**AIM OF THE TASK:** Report back each line of the records that contains the string "Właśnie".

Dataset records
######

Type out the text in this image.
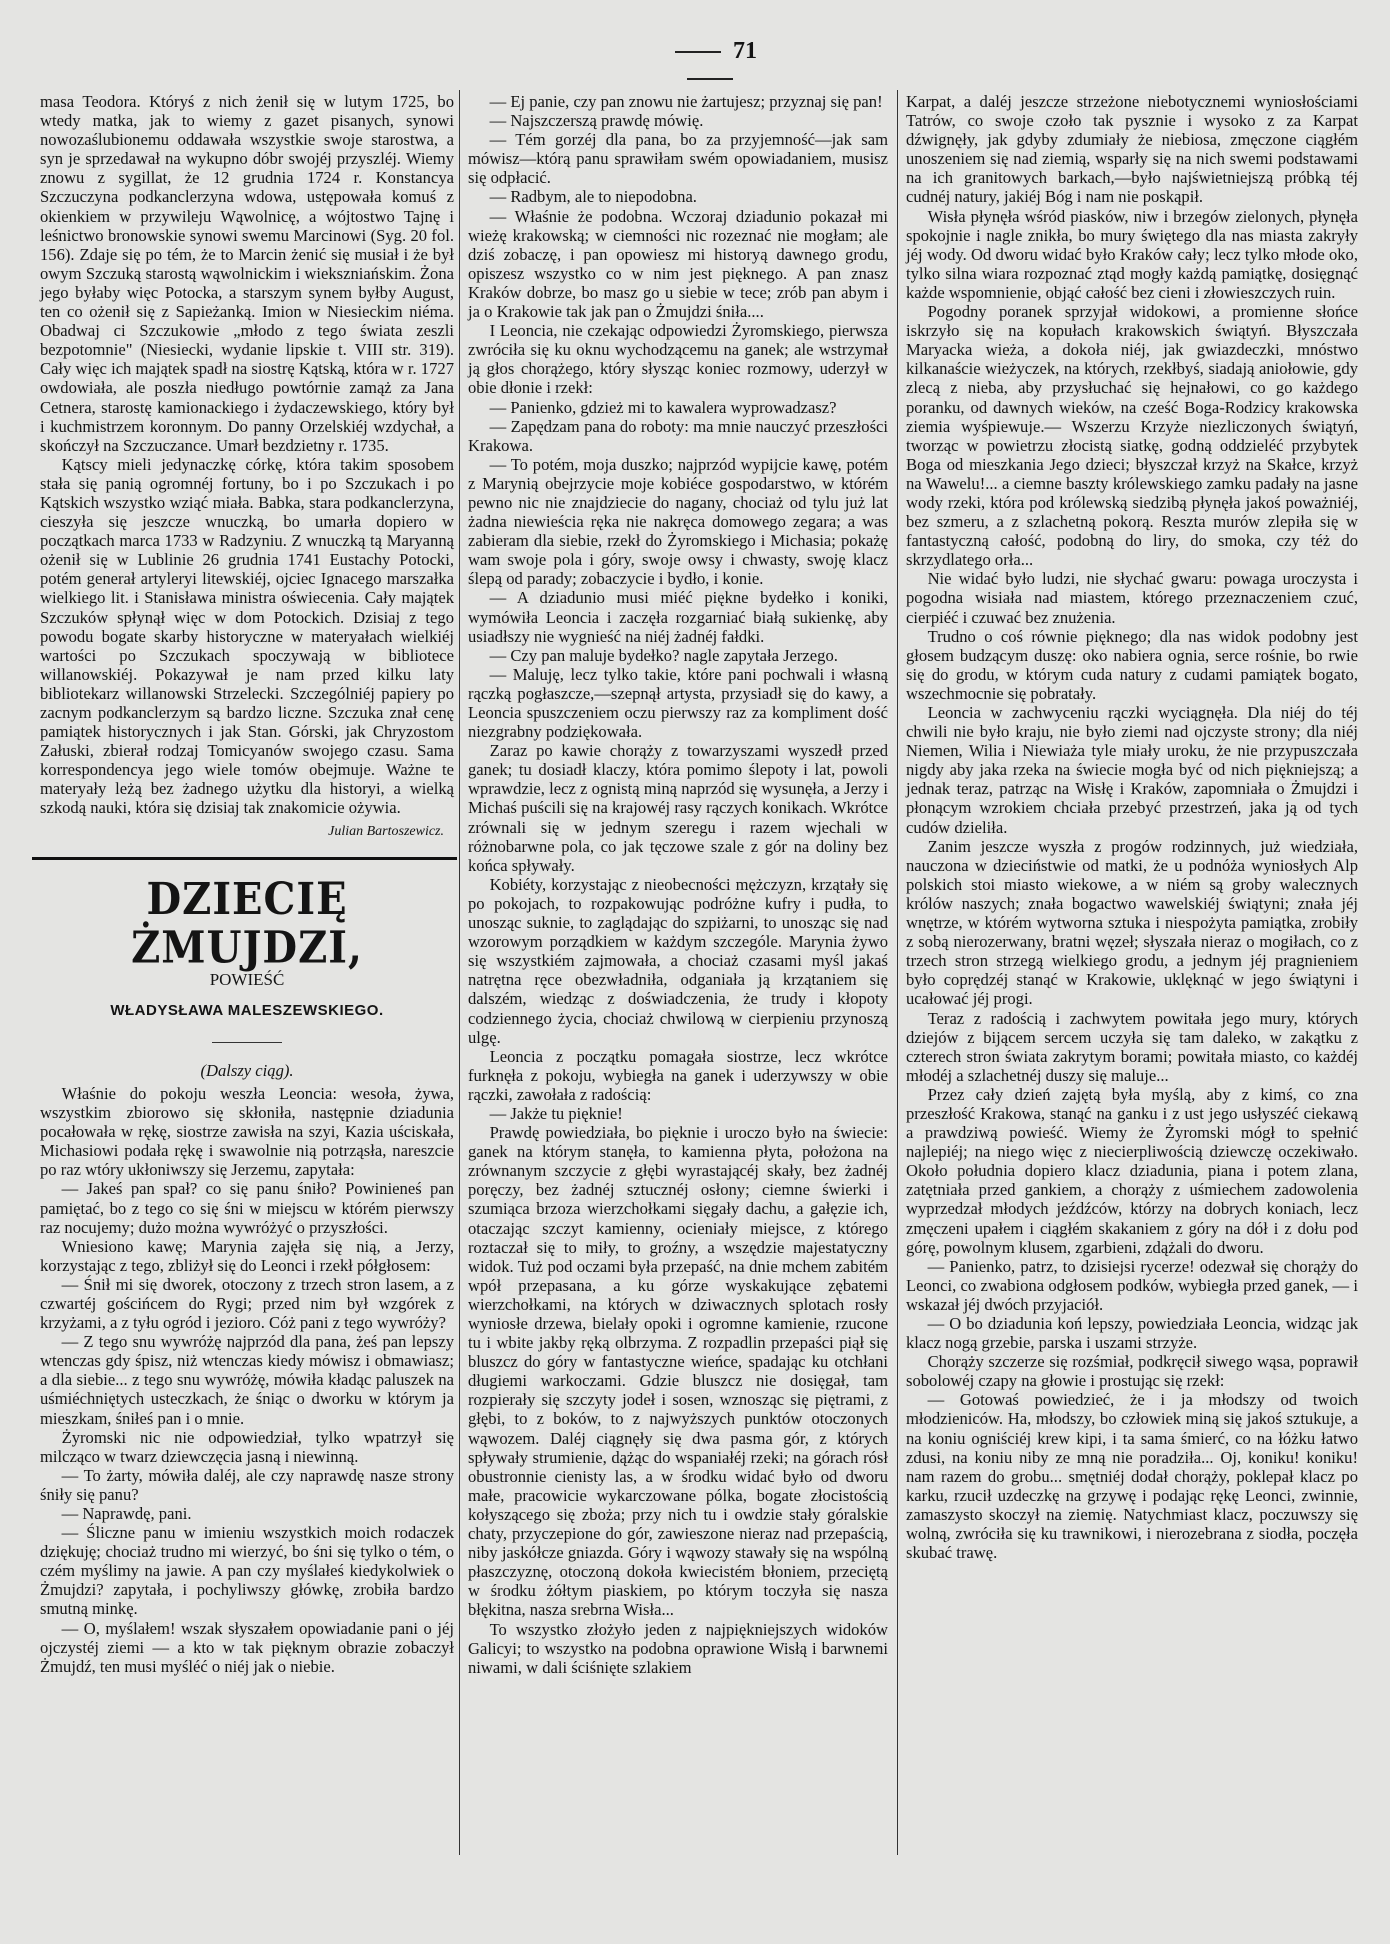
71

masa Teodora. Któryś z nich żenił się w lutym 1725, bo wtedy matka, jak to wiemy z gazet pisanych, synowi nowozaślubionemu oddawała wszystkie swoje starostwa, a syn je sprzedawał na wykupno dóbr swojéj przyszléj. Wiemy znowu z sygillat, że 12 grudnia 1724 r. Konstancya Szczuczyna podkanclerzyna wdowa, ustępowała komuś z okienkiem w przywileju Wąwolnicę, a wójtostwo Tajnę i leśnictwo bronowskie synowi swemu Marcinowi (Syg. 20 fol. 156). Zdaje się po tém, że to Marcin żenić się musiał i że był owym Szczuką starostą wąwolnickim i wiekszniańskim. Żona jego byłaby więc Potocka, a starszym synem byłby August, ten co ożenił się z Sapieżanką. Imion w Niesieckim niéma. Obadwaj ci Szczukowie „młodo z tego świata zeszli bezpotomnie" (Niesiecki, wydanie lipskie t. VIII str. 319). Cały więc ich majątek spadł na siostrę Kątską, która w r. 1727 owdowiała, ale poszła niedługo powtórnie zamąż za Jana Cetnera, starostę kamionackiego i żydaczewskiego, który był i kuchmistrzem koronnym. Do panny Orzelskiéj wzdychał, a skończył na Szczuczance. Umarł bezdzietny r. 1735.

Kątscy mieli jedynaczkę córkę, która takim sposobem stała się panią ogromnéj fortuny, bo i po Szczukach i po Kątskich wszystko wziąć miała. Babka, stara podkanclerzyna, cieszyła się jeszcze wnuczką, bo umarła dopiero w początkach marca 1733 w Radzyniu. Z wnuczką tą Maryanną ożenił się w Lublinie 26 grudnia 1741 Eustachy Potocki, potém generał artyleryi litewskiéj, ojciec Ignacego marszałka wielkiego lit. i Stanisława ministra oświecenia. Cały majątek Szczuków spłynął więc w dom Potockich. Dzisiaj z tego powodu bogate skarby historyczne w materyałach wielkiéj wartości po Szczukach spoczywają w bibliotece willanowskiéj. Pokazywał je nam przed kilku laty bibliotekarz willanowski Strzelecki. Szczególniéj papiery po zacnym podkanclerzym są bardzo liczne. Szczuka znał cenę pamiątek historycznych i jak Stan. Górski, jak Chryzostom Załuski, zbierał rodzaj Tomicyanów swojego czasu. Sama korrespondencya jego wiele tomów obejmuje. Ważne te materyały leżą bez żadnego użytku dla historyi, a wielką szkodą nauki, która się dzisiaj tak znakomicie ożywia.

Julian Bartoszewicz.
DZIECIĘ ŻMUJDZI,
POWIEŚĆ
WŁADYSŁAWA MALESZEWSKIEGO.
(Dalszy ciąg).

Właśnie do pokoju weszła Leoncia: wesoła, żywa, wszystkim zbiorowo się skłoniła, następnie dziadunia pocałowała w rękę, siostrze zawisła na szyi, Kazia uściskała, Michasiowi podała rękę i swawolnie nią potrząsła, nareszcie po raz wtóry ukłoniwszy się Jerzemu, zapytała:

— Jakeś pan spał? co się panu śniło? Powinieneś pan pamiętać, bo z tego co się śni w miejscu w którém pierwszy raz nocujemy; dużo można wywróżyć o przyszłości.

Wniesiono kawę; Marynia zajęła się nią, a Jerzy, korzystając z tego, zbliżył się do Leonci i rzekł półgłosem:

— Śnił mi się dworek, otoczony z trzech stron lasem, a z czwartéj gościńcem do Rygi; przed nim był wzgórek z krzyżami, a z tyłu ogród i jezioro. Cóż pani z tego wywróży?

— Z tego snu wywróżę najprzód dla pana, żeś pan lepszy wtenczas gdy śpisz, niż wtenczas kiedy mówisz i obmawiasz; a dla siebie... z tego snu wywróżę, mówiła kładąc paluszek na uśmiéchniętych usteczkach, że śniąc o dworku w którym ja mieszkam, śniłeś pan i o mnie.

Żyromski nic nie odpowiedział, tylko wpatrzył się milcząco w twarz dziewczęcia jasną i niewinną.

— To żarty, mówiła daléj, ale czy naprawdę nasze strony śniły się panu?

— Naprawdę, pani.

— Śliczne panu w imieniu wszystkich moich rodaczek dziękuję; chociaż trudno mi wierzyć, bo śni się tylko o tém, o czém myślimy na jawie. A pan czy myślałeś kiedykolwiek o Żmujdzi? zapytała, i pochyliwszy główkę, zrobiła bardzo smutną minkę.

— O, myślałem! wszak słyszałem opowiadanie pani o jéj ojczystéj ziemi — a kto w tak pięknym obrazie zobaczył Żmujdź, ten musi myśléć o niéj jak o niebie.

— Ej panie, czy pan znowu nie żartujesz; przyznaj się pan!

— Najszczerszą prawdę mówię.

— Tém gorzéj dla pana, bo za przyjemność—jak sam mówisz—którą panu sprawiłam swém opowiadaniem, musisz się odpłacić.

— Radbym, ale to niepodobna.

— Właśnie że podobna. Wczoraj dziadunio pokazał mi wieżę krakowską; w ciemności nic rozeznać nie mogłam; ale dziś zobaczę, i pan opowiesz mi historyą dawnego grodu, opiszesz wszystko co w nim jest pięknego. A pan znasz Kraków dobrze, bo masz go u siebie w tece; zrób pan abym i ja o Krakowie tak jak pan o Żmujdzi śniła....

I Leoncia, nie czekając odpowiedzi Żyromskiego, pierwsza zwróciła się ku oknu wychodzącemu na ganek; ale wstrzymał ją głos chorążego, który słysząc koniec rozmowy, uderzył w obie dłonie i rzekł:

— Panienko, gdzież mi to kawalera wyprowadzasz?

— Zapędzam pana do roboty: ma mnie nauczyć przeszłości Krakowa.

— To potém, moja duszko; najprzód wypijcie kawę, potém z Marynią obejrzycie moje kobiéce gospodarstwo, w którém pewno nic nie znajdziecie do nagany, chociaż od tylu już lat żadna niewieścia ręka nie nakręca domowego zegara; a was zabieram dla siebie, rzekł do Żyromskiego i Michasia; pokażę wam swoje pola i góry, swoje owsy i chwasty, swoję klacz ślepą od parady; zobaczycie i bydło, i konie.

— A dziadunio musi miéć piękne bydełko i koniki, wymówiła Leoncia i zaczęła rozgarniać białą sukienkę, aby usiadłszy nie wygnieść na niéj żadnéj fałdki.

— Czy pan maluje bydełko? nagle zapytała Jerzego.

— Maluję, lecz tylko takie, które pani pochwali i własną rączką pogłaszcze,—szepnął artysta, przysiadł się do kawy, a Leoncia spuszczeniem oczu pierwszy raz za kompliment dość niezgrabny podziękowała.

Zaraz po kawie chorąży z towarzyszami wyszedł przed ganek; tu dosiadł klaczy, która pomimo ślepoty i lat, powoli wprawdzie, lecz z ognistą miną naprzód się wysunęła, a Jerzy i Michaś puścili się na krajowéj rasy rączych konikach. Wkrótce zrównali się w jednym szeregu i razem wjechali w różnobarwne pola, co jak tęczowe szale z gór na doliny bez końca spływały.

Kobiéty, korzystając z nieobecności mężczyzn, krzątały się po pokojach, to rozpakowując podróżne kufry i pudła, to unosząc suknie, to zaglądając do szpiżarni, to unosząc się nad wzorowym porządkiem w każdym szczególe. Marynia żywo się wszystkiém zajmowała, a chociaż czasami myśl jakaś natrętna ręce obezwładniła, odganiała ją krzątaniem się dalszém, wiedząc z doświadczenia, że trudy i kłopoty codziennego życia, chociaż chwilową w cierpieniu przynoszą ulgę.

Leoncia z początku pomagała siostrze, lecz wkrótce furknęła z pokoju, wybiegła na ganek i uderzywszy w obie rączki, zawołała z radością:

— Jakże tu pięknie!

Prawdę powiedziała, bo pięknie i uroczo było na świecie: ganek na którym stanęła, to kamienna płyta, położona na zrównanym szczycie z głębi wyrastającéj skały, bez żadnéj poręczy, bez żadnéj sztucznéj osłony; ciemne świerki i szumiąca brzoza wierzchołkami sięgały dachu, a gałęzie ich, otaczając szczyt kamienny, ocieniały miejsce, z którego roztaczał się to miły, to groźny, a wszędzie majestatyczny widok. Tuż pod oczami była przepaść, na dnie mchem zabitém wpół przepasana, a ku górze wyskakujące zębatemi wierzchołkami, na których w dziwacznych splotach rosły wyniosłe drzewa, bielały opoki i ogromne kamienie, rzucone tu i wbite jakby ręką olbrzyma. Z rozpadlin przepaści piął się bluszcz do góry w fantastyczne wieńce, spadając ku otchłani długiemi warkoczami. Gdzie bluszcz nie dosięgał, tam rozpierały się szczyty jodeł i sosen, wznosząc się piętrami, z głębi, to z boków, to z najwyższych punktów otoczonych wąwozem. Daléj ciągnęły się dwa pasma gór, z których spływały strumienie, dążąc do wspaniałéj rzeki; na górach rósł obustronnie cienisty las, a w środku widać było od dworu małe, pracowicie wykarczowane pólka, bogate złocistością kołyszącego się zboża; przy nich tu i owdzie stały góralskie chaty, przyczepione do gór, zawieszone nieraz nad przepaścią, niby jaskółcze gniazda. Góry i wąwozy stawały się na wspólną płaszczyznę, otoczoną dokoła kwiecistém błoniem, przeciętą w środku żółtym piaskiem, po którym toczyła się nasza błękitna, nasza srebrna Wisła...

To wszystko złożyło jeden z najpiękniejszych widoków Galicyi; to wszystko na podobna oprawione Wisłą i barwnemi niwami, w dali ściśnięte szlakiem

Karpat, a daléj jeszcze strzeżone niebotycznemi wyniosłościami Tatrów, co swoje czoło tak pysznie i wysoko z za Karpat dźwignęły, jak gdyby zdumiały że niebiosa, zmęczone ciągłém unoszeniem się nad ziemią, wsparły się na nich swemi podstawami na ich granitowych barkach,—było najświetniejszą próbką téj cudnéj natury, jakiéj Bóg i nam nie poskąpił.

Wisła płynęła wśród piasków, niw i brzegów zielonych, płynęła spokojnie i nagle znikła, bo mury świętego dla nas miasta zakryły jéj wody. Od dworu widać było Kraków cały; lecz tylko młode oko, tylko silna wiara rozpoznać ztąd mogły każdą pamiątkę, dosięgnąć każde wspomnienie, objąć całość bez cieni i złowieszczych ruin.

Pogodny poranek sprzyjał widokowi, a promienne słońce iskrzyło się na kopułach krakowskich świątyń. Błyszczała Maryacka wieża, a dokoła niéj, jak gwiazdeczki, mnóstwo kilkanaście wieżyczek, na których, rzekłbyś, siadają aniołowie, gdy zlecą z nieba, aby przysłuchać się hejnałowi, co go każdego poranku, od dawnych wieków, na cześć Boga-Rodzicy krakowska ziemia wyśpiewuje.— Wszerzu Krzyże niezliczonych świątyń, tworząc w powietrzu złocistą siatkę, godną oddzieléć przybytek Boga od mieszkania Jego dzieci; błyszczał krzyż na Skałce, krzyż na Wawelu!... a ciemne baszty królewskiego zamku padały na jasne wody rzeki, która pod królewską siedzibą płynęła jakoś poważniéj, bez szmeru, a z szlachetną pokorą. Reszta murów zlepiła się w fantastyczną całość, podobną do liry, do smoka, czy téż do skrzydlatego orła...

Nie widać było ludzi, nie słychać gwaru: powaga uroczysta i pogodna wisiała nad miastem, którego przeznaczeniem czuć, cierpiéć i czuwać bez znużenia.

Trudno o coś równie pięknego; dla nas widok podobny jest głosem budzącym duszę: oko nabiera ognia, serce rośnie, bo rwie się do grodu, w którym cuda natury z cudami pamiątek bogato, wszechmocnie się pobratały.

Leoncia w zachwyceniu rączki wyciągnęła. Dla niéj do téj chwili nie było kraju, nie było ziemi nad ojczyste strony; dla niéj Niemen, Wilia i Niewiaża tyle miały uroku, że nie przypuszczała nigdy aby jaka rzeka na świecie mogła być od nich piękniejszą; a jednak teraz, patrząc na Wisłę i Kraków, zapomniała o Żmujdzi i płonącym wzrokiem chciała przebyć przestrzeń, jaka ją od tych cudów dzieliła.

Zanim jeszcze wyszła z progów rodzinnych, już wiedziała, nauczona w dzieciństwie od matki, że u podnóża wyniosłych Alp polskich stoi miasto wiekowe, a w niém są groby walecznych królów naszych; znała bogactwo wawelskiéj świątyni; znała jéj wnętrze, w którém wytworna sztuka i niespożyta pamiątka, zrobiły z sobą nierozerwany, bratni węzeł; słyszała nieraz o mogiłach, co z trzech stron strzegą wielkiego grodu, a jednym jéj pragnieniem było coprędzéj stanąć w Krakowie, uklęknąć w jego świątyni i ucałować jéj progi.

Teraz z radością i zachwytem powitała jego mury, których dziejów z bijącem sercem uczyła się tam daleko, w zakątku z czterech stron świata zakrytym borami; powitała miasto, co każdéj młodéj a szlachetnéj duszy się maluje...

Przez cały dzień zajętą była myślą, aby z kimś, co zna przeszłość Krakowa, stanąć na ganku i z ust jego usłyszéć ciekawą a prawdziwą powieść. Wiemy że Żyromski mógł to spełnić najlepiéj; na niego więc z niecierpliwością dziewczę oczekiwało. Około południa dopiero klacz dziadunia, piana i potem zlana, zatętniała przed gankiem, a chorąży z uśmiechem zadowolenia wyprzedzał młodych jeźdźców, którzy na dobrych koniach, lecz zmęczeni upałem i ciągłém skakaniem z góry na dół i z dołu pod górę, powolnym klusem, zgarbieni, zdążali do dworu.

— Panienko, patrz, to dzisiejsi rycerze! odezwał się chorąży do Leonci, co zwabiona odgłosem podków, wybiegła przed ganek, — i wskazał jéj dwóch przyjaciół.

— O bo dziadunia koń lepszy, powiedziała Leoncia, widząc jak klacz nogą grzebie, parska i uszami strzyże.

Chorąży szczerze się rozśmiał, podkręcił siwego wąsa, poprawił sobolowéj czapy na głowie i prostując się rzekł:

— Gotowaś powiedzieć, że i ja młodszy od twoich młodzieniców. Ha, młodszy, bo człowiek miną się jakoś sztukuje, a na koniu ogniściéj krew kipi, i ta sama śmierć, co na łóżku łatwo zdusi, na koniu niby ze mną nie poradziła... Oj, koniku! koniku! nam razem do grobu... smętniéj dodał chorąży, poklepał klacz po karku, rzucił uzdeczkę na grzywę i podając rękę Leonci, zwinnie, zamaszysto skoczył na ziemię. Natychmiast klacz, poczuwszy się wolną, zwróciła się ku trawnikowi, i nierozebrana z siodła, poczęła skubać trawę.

######

**FINISHED TASK:**
Właśnie do pokoju weszła Leoncia: wesoła, żywa, wszystkim zbiorowo się skłoniła, następnie dziadunia pocałowała w rękę, siostrze zawisła na szyi, Kazia uściskała, Michasiowi podała rękę i swawolnie nią potrząsła, nareszcie po raz wtóry ukłoniwszy się Jerzemu, zapytała:
— Właśnie że podobna. Wczoraj dziadunio pokazał mi wieżę krakowską; w ciemności nic rozeznać nie mogłam; ale dziś zobaczę, i pan opowiesz mi historyą dawnego grodu, opiszesz wszystko co w nim jest pięknego. A pan znasz Kraków dobrze, bo masz go u siebie w tece; zrób pan abym i ja o Krakowie tak jak pan o Żmujdzi śniła....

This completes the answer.